* **Material shown**:
»»

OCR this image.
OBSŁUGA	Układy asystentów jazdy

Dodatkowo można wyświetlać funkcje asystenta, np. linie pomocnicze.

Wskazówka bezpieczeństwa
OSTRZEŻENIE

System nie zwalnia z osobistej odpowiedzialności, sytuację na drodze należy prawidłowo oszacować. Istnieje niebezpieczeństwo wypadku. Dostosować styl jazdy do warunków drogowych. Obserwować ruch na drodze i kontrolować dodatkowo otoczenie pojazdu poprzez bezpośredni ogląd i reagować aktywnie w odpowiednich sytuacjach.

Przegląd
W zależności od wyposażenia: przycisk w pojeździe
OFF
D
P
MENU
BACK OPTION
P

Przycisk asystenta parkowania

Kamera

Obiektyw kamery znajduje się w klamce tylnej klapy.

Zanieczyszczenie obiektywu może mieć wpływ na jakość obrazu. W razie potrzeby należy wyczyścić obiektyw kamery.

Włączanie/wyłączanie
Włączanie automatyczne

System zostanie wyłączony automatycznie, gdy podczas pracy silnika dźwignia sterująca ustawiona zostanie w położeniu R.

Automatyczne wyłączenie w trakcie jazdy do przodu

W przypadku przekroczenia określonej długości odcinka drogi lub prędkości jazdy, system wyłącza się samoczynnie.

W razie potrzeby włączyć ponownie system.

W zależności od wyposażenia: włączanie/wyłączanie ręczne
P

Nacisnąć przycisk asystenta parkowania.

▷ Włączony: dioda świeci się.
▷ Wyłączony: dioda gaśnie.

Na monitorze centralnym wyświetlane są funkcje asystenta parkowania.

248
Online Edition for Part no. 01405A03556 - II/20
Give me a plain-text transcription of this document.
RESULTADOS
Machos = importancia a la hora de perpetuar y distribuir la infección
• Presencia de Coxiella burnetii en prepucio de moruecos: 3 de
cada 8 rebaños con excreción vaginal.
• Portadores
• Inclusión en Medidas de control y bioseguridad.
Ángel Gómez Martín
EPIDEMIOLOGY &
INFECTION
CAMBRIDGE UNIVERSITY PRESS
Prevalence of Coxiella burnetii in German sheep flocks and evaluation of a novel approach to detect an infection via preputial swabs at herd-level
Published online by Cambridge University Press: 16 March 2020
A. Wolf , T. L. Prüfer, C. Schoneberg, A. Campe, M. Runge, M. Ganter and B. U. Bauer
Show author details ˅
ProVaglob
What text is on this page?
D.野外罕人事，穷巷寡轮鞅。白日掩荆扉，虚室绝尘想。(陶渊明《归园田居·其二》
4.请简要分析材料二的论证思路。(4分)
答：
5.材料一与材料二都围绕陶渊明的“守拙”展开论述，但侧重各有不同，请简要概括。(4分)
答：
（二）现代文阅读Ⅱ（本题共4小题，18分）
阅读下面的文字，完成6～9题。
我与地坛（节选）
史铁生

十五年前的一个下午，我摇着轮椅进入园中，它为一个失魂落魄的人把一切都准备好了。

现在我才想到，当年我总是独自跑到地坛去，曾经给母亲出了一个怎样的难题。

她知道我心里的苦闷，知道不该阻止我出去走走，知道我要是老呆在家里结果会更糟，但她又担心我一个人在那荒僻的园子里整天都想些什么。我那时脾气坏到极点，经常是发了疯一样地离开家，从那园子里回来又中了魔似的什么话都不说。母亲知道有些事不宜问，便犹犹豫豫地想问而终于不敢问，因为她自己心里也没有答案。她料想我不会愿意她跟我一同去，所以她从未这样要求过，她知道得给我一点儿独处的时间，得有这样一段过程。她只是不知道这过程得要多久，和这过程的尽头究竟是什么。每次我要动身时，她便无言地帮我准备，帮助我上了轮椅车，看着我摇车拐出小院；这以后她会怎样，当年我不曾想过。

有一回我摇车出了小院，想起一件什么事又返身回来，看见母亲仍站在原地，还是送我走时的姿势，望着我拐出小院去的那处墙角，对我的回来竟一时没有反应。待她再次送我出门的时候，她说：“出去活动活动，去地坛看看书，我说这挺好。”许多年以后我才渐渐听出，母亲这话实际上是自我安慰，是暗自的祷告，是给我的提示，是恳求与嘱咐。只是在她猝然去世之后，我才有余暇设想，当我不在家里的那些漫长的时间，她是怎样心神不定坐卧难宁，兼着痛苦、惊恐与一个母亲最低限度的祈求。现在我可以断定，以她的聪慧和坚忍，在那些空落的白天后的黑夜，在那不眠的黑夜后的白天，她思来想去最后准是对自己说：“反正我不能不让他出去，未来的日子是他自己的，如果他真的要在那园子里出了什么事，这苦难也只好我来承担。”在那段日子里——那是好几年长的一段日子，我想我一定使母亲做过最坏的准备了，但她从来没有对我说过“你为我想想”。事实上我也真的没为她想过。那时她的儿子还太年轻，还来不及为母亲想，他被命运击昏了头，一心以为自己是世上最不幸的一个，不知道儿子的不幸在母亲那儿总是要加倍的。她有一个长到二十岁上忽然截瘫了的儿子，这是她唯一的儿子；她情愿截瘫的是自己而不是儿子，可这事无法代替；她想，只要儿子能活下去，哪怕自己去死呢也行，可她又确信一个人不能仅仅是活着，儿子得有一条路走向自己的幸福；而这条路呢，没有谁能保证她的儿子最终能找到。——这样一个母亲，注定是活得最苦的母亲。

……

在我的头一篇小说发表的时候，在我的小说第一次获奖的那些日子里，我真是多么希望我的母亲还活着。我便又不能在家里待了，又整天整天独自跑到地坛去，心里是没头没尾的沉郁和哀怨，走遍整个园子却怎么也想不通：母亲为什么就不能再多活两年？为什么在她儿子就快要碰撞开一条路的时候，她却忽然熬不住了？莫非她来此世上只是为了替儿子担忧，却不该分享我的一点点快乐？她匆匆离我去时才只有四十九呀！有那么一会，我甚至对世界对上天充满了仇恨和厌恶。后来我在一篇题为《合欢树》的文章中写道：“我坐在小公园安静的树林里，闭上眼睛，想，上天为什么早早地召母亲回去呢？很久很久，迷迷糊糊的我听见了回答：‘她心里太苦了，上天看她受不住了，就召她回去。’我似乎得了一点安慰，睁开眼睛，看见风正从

««

* **Task statement**: Gather every line from the entries above where the word "this" appears, and copy them.

* **Answer**:
OCR this image.
Give me a plain-text transcription of this document.
What text is on this page?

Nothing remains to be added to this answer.